*WHAT TO DO:*
Copy out all lines that hold "JSON".

━━━ DATA FOR THE TASK ━━━

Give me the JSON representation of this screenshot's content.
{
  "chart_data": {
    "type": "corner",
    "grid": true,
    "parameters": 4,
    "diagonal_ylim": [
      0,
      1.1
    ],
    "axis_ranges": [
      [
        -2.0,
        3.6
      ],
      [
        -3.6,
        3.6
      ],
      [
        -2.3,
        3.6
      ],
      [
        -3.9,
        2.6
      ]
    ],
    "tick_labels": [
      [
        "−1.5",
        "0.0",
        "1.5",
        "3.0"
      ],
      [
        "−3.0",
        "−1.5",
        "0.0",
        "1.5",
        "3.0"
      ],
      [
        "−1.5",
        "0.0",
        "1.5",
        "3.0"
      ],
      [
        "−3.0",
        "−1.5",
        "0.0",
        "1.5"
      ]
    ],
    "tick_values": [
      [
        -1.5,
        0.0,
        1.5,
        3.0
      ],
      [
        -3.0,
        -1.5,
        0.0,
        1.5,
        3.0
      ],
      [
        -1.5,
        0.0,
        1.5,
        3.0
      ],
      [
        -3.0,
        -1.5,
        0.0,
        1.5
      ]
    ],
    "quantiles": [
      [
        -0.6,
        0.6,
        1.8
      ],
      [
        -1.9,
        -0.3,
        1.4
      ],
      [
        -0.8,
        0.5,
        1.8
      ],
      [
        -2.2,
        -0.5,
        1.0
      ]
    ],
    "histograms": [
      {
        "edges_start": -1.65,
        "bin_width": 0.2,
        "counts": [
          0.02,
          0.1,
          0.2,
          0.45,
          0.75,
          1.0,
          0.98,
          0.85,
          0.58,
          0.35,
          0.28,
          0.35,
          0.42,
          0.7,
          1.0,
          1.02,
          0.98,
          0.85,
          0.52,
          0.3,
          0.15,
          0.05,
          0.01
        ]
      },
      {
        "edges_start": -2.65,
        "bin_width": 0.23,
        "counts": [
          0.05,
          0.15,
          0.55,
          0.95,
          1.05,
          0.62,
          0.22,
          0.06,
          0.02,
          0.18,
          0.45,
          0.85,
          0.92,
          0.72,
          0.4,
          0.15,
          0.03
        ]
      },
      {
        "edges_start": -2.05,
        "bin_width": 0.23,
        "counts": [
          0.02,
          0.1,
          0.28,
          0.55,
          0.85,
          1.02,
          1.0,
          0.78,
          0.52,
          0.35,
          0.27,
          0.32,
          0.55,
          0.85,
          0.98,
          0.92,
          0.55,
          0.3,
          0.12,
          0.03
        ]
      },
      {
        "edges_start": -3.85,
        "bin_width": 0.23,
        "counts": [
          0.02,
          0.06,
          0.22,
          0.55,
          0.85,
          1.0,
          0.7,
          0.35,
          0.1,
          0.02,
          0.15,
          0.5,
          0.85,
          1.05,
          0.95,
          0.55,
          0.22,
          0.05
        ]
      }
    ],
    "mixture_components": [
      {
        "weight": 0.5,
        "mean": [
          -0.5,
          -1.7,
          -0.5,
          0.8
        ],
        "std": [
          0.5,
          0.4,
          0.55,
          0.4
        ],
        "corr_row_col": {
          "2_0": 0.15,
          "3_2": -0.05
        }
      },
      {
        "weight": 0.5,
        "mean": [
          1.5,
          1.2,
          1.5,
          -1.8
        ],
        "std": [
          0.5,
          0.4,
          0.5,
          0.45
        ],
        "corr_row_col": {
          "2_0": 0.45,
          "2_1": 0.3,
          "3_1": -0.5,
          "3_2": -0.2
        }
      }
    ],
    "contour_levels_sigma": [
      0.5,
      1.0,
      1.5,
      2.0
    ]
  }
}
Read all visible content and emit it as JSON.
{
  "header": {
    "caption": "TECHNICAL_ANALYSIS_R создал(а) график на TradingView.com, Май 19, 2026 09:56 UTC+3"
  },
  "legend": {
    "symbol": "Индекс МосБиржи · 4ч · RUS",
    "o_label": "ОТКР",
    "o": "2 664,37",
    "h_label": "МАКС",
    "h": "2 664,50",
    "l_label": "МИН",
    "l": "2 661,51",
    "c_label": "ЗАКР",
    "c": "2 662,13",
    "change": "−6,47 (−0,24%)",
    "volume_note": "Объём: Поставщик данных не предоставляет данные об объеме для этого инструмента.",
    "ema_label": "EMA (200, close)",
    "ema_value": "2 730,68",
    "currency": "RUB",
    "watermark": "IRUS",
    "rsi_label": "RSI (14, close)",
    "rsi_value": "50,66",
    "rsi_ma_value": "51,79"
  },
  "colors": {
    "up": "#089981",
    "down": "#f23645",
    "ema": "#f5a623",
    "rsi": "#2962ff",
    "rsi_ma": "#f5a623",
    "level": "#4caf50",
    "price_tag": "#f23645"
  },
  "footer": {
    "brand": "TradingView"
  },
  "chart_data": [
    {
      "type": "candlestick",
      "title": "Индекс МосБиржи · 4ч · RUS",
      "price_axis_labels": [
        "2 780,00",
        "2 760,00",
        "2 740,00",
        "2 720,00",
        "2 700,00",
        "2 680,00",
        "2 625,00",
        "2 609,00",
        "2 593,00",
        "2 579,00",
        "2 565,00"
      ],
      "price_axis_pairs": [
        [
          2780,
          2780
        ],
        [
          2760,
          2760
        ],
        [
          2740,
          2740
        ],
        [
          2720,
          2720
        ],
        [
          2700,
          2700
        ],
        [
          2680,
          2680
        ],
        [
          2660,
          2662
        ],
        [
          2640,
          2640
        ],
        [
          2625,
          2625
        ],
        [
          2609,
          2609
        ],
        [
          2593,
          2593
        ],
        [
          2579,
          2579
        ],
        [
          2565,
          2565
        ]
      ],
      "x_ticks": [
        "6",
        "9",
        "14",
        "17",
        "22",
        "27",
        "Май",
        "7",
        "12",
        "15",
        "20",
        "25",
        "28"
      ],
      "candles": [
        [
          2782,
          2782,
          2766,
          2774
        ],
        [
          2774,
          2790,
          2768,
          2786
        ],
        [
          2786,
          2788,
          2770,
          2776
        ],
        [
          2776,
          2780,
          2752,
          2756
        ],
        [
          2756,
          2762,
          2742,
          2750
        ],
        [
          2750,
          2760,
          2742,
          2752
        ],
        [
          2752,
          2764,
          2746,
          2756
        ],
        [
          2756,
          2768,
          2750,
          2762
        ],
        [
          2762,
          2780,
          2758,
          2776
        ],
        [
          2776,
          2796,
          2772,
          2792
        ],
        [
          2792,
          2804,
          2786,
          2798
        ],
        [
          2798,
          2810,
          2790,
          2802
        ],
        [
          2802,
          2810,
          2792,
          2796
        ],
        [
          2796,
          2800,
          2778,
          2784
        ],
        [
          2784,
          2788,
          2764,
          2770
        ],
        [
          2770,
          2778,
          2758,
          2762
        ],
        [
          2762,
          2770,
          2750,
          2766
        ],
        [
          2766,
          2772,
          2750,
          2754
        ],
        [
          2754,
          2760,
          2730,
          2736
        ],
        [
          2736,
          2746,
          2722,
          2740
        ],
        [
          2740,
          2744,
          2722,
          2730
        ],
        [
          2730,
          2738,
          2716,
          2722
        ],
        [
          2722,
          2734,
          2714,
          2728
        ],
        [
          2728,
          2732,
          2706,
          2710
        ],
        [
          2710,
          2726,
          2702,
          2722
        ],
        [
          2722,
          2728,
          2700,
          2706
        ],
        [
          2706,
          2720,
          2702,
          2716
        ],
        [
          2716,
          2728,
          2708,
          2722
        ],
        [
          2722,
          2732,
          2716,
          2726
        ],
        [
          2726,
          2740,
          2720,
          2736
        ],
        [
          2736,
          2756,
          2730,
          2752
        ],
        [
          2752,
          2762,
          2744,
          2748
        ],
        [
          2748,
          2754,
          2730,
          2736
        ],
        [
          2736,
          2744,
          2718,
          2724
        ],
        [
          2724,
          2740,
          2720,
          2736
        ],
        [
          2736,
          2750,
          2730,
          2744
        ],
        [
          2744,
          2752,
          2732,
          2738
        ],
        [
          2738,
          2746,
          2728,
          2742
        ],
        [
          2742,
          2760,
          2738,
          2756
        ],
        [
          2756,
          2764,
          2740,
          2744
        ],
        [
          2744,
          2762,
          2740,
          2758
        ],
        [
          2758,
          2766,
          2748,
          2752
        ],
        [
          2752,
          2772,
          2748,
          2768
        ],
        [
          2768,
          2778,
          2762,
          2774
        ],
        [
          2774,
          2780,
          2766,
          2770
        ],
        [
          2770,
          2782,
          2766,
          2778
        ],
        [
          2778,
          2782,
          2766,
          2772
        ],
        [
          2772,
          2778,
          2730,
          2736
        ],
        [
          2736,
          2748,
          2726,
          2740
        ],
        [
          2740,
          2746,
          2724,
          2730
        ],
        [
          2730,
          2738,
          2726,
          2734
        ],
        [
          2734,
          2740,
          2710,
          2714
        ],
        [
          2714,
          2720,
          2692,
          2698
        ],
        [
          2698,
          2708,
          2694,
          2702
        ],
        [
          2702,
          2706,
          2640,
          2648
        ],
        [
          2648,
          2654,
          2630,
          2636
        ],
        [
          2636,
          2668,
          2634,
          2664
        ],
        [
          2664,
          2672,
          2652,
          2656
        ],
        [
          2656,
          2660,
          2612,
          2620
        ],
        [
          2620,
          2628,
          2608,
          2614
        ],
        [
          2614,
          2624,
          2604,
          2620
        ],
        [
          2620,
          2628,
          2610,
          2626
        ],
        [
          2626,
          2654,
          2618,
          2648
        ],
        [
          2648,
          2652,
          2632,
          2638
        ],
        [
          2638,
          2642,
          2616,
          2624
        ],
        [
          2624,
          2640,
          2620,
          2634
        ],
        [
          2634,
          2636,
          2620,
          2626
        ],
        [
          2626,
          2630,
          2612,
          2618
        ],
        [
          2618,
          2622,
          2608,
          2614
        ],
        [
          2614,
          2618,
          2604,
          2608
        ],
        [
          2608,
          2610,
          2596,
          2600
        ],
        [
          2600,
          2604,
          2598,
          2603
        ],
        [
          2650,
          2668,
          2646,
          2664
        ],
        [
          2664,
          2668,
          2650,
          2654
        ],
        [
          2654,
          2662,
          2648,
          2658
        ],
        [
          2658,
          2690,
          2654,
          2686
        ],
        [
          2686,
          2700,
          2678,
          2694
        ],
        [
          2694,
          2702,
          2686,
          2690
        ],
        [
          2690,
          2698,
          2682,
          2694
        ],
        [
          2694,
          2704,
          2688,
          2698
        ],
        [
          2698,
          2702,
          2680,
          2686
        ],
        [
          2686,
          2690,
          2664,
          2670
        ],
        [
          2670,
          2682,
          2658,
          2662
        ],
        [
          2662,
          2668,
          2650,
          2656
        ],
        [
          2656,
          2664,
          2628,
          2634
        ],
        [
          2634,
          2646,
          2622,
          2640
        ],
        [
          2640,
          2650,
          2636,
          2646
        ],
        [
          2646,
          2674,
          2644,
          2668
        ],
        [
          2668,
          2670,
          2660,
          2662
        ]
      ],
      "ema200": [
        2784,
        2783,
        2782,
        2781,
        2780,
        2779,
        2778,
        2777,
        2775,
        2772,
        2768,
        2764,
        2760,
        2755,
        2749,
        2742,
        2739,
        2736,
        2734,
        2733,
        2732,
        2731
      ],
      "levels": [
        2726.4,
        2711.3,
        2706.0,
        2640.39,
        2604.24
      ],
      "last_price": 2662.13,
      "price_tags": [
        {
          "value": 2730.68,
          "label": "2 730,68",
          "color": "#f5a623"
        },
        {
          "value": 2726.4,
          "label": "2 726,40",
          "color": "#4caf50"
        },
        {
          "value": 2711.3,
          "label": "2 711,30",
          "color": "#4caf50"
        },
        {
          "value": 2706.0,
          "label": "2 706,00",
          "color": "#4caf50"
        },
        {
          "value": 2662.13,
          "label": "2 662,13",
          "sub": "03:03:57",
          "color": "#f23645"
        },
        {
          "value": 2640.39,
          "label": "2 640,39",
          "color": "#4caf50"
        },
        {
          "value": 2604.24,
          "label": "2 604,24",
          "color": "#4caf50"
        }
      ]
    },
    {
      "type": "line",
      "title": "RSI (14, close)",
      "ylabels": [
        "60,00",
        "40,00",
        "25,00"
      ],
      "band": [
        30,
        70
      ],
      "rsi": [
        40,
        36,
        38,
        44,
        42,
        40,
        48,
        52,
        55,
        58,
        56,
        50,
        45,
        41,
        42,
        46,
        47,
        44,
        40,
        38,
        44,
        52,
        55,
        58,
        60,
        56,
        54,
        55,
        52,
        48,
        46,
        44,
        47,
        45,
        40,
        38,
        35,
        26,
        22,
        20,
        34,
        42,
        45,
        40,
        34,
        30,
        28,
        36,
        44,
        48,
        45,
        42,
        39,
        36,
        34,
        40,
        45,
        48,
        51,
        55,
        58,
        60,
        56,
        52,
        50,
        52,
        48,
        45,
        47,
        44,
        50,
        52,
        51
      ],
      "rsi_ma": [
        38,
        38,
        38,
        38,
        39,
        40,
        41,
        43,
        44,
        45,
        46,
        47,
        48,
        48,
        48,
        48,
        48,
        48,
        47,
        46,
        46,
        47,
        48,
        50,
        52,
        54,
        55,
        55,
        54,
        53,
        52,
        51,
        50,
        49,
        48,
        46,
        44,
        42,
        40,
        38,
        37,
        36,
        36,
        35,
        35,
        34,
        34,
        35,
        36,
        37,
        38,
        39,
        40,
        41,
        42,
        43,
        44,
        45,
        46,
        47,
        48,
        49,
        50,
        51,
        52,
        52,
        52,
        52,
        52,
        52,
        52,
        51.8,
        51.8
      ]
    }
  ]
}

━━━

*CORRECT RESULT:*
Give me the JSON representation of this screenshot's content.
Read all visible content and emit it as JSON.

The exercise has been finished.